◆ GOAL
Work out how many lines of the listing hold the string "icon". Answer with that number alone.
━━ INPUT RECORDS
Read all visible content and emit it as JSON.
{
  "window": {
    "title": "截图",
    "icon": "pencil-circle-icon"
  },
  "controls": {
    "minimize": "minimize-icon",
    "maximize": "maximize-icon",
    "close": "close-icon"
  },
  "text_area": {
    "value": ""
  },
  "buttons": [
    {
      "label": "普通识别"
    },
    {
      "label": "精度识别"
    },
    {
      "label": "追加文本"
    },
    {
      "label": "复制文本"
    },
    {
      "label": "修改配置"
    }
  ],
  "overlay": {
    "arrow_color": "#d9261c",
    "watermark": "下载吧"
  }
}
━━━━
◆ RESPONSE TO THIS EXERCISE
4